Transcribe each line of the records below exactly, excluding any embedded images.

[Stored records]
━━━━━━━━━━

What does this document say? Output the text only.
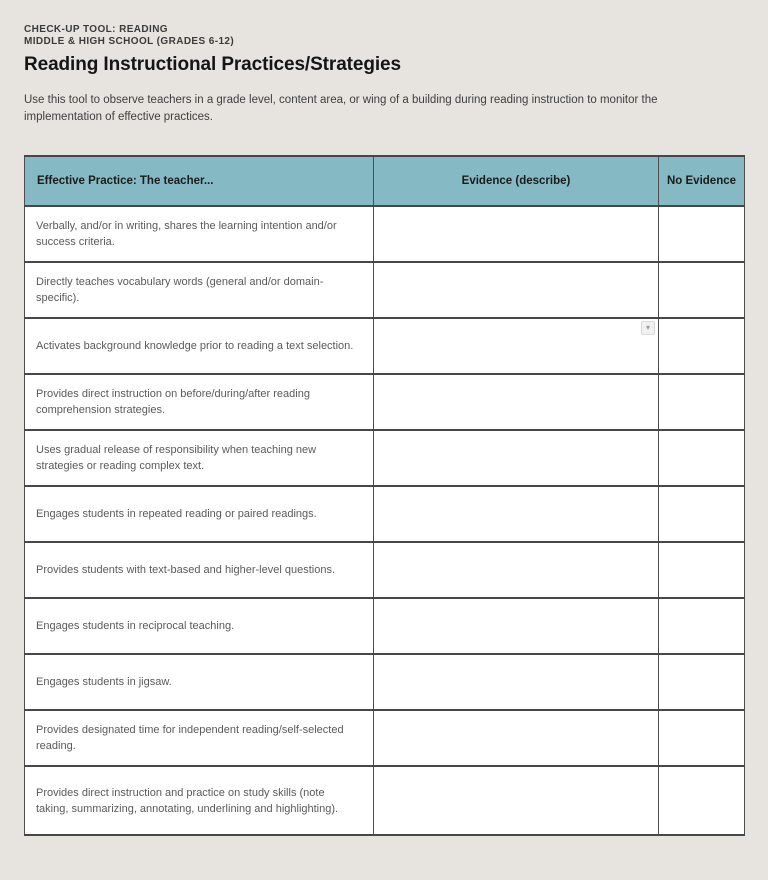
CHECK-UP TOOL: READING
MIDDLE & HIGH SCHOOL (GRADES 6-12)
Reading Instructional Practices/Strategies

Use this tool to observe teachers in a grade level, content area, or wing of a building during reading instruction to monitor the implementation of effective practices.

Effective Practice: The teacher...	Evidence (describe)	No Evidence
Verbally, and/or in writing, shares the learning intention and/or success criteria.		
Directly teaches vocabulary words (general and/or domain-specific).		
Activates background knowledge prior to reading a text selection.	▾	

Provides direct instruction on before/during/after reading comprehension strategies.		
Uses gradual release of responsibility when teaching new strategies or reading complex text.		
Engages students in repeated reading or paired readings.		
Provides students with text-based and higher-level questions.		
Engages students in reciprocal teaching.		
Engages students in jigsaw.		
Provides designated time for independent reading/self-selected reading.		
Provides direct instruction and practice on study skills (note taking, summarizing, annotating, underlining and highlighting).		
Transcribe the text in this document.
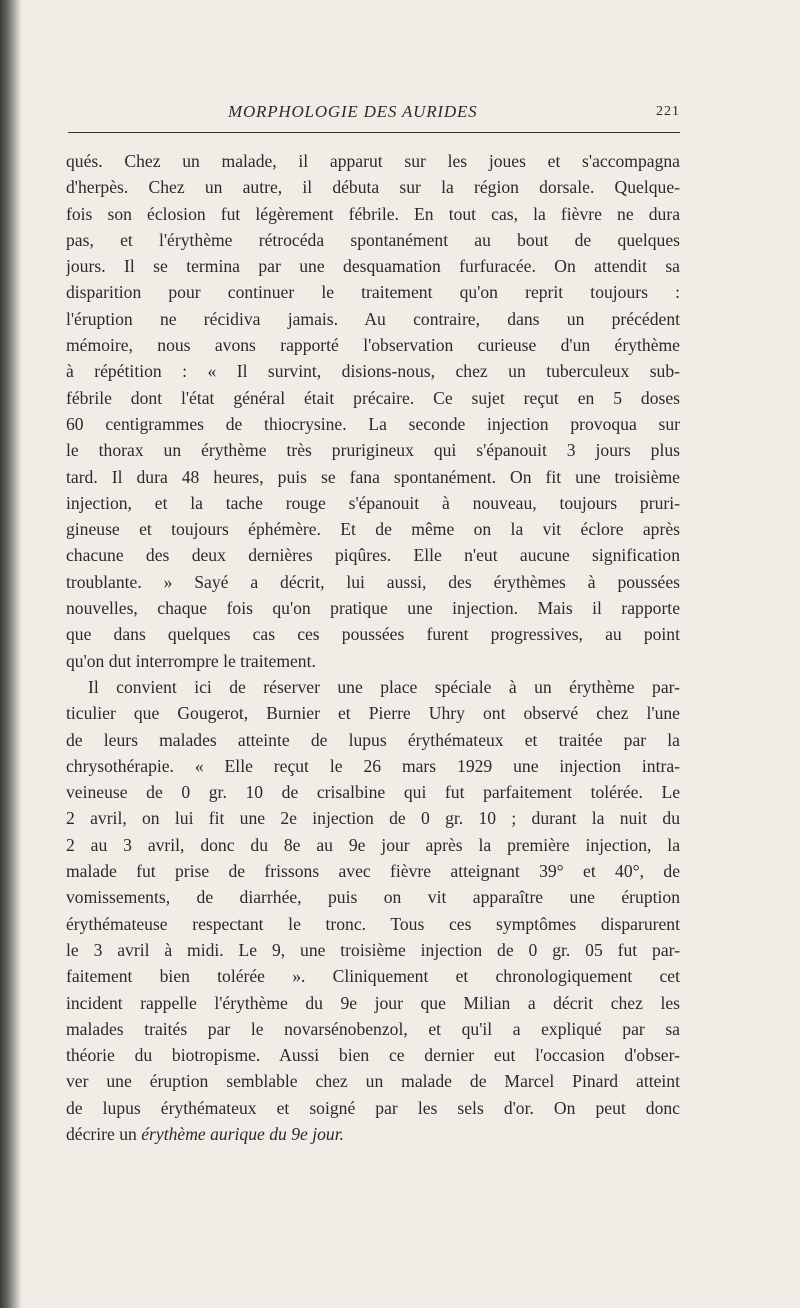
MORPHOLOGIE DES AURIDES	221
qués. Chez un malade, il apparut sur les joues et s'accompagna
d'herpès. Chez un autre, il débuta sur la région dorsale. Quelque-
fois son éclosion fut légèrement fébrile. En tout cas, la fièvre ne dura
pas, et l'érythème rétrocéda spontanément au bout de quelques
jours. Il se termina par une desquamation furfuracée. On attendit sa
disparition pour continuer le traitement qu'on reprit toujours :
l'éruption ne récidiva jamais. Au contraire, dans un précédent
mémoire, nous avons rapporté l'observation curieuse d'un érythème
à répétition : « Il survint, disions-nous, chez un tuberculeux sub-
fébrile dont l'état général était précaire. Ce sujet reçut en 5 doses
60 centigrammes de thiocrysine. La seconde injection provoqua sur
le thorax un érythème très prurigineux qui s'épanouit 3 jours plus
tard. Il dura 48 heures, puis se fana spontanément. On fit une troisième
injection, et la tache rouge s'épanouit à nouveau, toujours pruri-
gineuse et toujours éphémère. Et de même on la vit éclore après
chacune des deux dernières piqûres. Elle n'eut aucune signification
troublante. » Sayé a décrit, lui aussi, des érythèmes à poussées
nouvelles, chaque fois qu'on pratique une injection. Mais il rapporte
que dans quelques cas ces poussées furent progressives, au point
qu'on dut interrompre le traitement.
Il convient ici de réserver une place spéciale à un érythème par-
ticulier que Gougerot, Burnier et Pierre Uhry ont observé chez l'une
de leurs malades atteinte de lupus érythémateux et traitée par la
chrysothérapie. « Elle reçut le 26 mars 1929 une injection intra-
veineuse de 0 gr. 10 de crisalbine qui fut parfaitement tolérée. Le
2 avril, on lui fit une 2e injection de 0 gr. 10 ; durant la nuit du
2 au 3 avril, donc du 8e au 9e jour après la première injection, la
malade fut prise de frissons avec fièvre atteignant 39° et 40°, de
vomissements, de diarrhée, puis on vit apparaître une éruption
érythémateuse respectant le tronc. Tous ces symptômes disparurent
le 3 avril à midi. Le 9, une troisième injection de 0 gr. 05 fut par-
faitement bien tolérée ». Cliniquement et chronologiquement cet
incident rappelle l'érythème du 9e jour que Milian a décrit chez les
malades traités par le novarsénobenzol, et qu'il a expliqué par sa
théorie du biotropisme. Aussi bien ce dernier eut l'occasion d'obser-
ver une éruption semblable chez un malade de Marcel Pinard atteint
de lupus érythémateux et soigné par les sels d'or. On peut donc
décrire un érythème aurique du 9e jour.
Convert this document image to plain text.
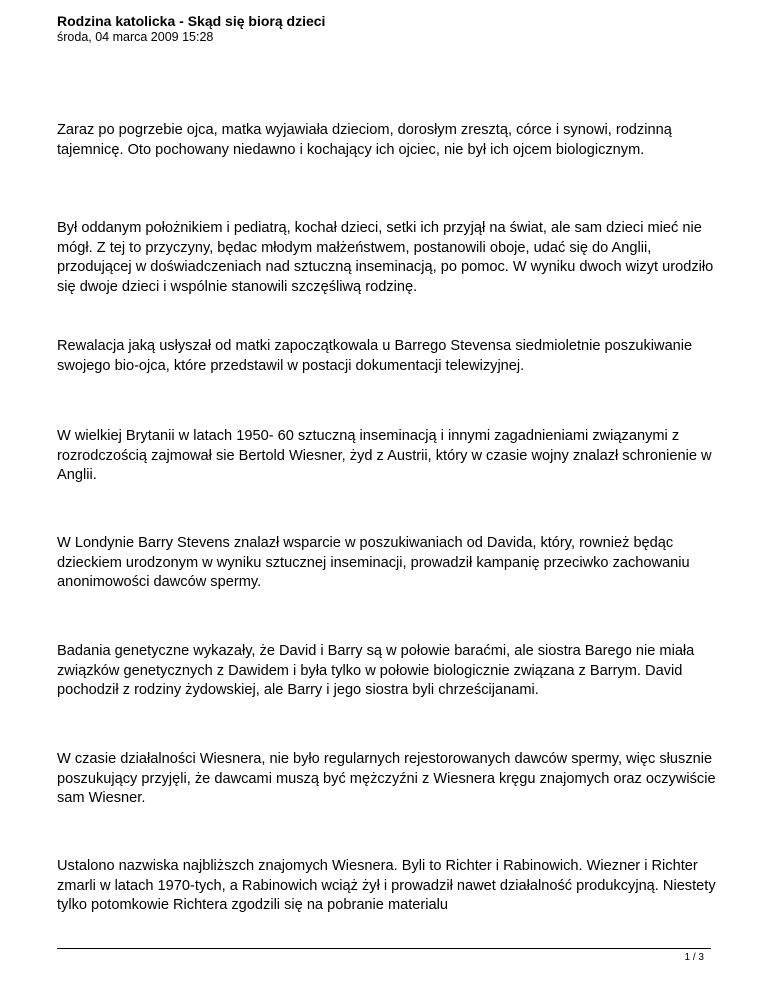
Rodzina katolicka - Skąd się biorą dzieci
środa, 04 marca 2009 15:28

Zaraz po pogrzebie ojca, matka wyjawiała dzieciom, dorosłym zresztą, córce i synowi, rodzinną tajemnicę. Oto pochowany niedawno i kochający ich ojciec, nie był ich ojcem biologicznym.

Był oddanym położnikiem i pediatrą, kochał dzieci, setki ich przyjął na świat, ale sam dzieci mieć nie mógł. Z tej to przyczyny, będac młodym małżeństwem, postanowili oboje, udać się do Anglii, przodującej w doświadczeniach nad sztuczną inseminacją, po pomoc. W wyniku dwoch wizyt urodziło się dwoje dzieci i wspólnie stanowili szczęśliwą rodzinę.

Rewalacja jaką usłyszał od matki zapoczątkowala u Barrego Stevensa siedmioletnie poszukiwanie swojego bio-ojca, które przedstawil w postacji dokumentacji telewizyjnej.

W wielkiej Brytanii w latach 1950- 60 sztuczną inseminacją i innymi zagadnieniami związanymi z rozrodczością zajmował sie Bertold Wiesner, żyd z Austrii, który w czasie wojny znalazł schronienie w Anglii.

W Londynie Barry Stevens znalazł wsparcie w poszukiwaniach od Davida, który, rownież będąc dzieckiem urodzonym w wyniku sztucznej inseminacji, prowadził kampanię przeciwko zachowaniu anonimowości dawców spermy.

Badania genetyczne wykazały, że David i Barry są w połowie baraćmi, ale siostra Barego nie miała związków genetycznych z Dawidem i była tylko w połowie biologicznie związana z Barrym. David pochodził z rodziny żydowskiej, ale Barry i jego siostra byli chrześcijanami.

W czasie działalności Wiesnera, nie było regularnych rejestorowanych dawców spermy, więc słusznie poszukujący przyjęli, że dawcami muszą być mężczyźni z Wiesnera kręgu znajomych oraz oczywiście sam Wiesner.

Ustalono nazwiska najbliższch znajomych Wiesnera. Byli to Richter i Rabinowich. Wiezner i Richter zmarli w latach 1970-tych, a Rabinowich wciąż żył i prowadził nawet działalność produkcyjną. Niestety tylko potomkowie Richtera zgodzili się na pobranie materialu

1 / 3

━━━━━━━━━━

▶ **FINISHED ANSWER**
What does this document say? Output the text only.
CHECK-UP TOOL: READING
MIDDLE & HIGH SCHOOL (GRADES 6-12)
Reading Instructional Practices/Strategies

Use this tool to observe teachers in a grade level, content area, or wing of a building during reading instruction to monitor the implementation of effective practices.

Effective Practice: The teacher...	Evidence (describe)	No Evidence
Verbally, and/or in writing, shares the learning intention and/or success criteria.		
Directly teaches vocabulary words (general and/or domain-specific).		
Activates background knowledge prior to reading a text selection.	▾	

Provides direct instruction on before/during/after reading comprehension strategies.		
Uses gradual release of responsibility when teaching new strategies or reading complex text.		
Engages students in repeated reading or paired readings.		
Provides students with text-based and higher-level questions.		
Engages students in reciprocal teaching.		
Engages students in jigsaw.		
Provides designated time for independent reading/self-selected reading.		
Provides direct instruction and practice on study skills (note taking, summarizing, annotating, underlining and highlighting).		
Transcribe the text in this document.
MORPHOLOGIE DES AURIDES	221
qués. Chez un malade, il apparut sur les joues et s'accompagna
d'herpès. Chez un autre, il débuta sur la région dorsale. Quelque-
fois son éclosion fut légèrement fébrile. En tout cas, la fièvre ne dura
pas, et l'érythème rétrocéda spontanément au bout de quelques
jours. Il se termina par une desquamation furfuracée. On attendit sa
disparition pour continuer le traitement qu'on reprit toujours :
l'éruption ne récidiva jamais. Au contraire, dans un précédent
mémoire, nous avons rapporté l'observation curieuse d'un érythème
à répétition : « Il survint, disions-nous, chez un tuberculeux sub-
fébrile dont l'état général était précaire. Ce sujet reçut en 5 doses
60 centigrammes de thiocrysine. La seconde injection provoqua sur
le thorax un érythème très prurigineux qui s'épanouit 3 jours plus
tard. Il dura 48 heures, puis se fana spontanément. On fit une troisième
injection, et la tache rouge s'épanouit à nouveau, toujours pruri-
gineuse et toujours éphémère. Et de même on la vit éclore après
chacune des deux dernières piqûres. Elle n'eut aucune signification
troublante. » Sayé a décrit, lui aussi, des érythèmes à poussées
nouvelles, chaque fois qu'on pratique une injection. Mais il rapporte
que dans quelques cas ces poussées furent progressives, au point
qu'on dut interrompre le traitement.
Il convient ici de réserver une place spéciale à un érythème par-
ticulier que Gougerot, Burnier et Pierre Uhry ont observé chez l'une
de leurs malades atteinte de lupus érythémateux et traitée par la
chrysothérapie. « Elle reçut le 26 mars 1929 une injection intra-
veineuse de 0 gr. 10 de crisalbine qui fut parfaitement tolérée. Le
2 avril, on lui fit une 2e injection de 0 gr. 10 ; durant la nuit du
2 au 3 avril, donc du 8e au 9e jour après la première injection, la
malade fut prise de frissons avec fièvre atteignant 39° et 40°, de
vomissements, de diarrhée, puis on vit apparaître une éruption
érythémateuse respectant le tronc. Tous ces symptômes disparurent
le 3 avril à midi. Le 9, une troisième injection de 0 gr. 05 fut par-
faitement bien tolérée ». Cliniquement et chronologiquement cet
incident rappelle l'érythème du 9e jour que Milian a décrit chez les
malades traités par le novarsénobenzol, et qu'il a expliqué par sa
théorie du biotropisme. Aussi bien ce dernier eut l'occasion d'obser-
ver une éruption semblable chez un malade de Marcel Pinard atteint
de lupus érythémateux et soigné par les sels d'or. On peut donc
décrire un érythème aurique du 9e jour.
Convert this document image to plain text.
Rodzina katolicka - Skąd się biorą dzieci
środa, 04 marca 2009 15:28

Zaraz po pogrzebie ojca, matka wyjawiała dzieciom, dorosłym zresztą, córce i synowi, rodzinną tajemnicę. Oto pochowany niedawno i kochający ich ojciec, nie był ich ojcem biologicznym.

Był oddanym położnikiem i pediatrą, kochał dzieci, setki ich przyjął na świat, ale sam dzieci mieć nie mógł. Z tej to przyczyny, będac młodym małżeństwem, postanowili oboje, udać się do Anglii, przodującej w doświadczeniach nad sztuczną inseminacją, po pomoc. W wyniku dwoch wizyt urodziło się dwoje dzieci i wspólnie stanowili szczęśliwą rodzinę.

Rewalacja jaką usłyszał od matki zapoczątkowala u Barrego Stevensa siedmioletnie poszukiwanie swojego bio-ojca, które przedstawil w postacji dokumentacji telewizyjnej.

W wielkiej Brytanii w latach 1950- 60 sztuczną inseminacją i innymi zagadnieniami związanymi z rozrodczością zajmował sie Bertold Wiesner, żyd z Austrii, który w czasie wojny znalazł schronienie w Anglii.

W Londynie Barry Stevens znalazł wsparcie w poszukiwaniach od Davida, który, rownież będąc dzieckiem urodzonym w wyniku sztucznej inseminacji, prowadził kampanię przeciwko zachowaniu anonimowości dawców spermy.

Badania genetyczne wykazały, że David i Barry są w połowie baraćmi, ale siostra Barego nie miała związków genetycznych z Dawidem i była tylko w połowie biologicznie związana z Barrym. David pochodził z rodziny żydowskiej, ale Barry i jego siostra byli chrześcijanami.

W czasie działalności Wiesnera, nie było regularnych rejestorowanych dawców spermy, więc słusznie poszukujący przyjęli, że dawcami muszą być mężczyźni z Wiesnera kręgu znajomych oraz oczywiście sam Wiesner.

Ustalono nazwiska najbliższch znajomych Wiesnera. Byli to Richter i Rabinowich. Wiezner i Richter zmarli w latach 1970-tych, a Rabinowich wciąż żył i prowadził nawet działalność produkcyjną. Niestety tylko potomkowie Richtera zgodzili się na pobranie materialu

1 / 3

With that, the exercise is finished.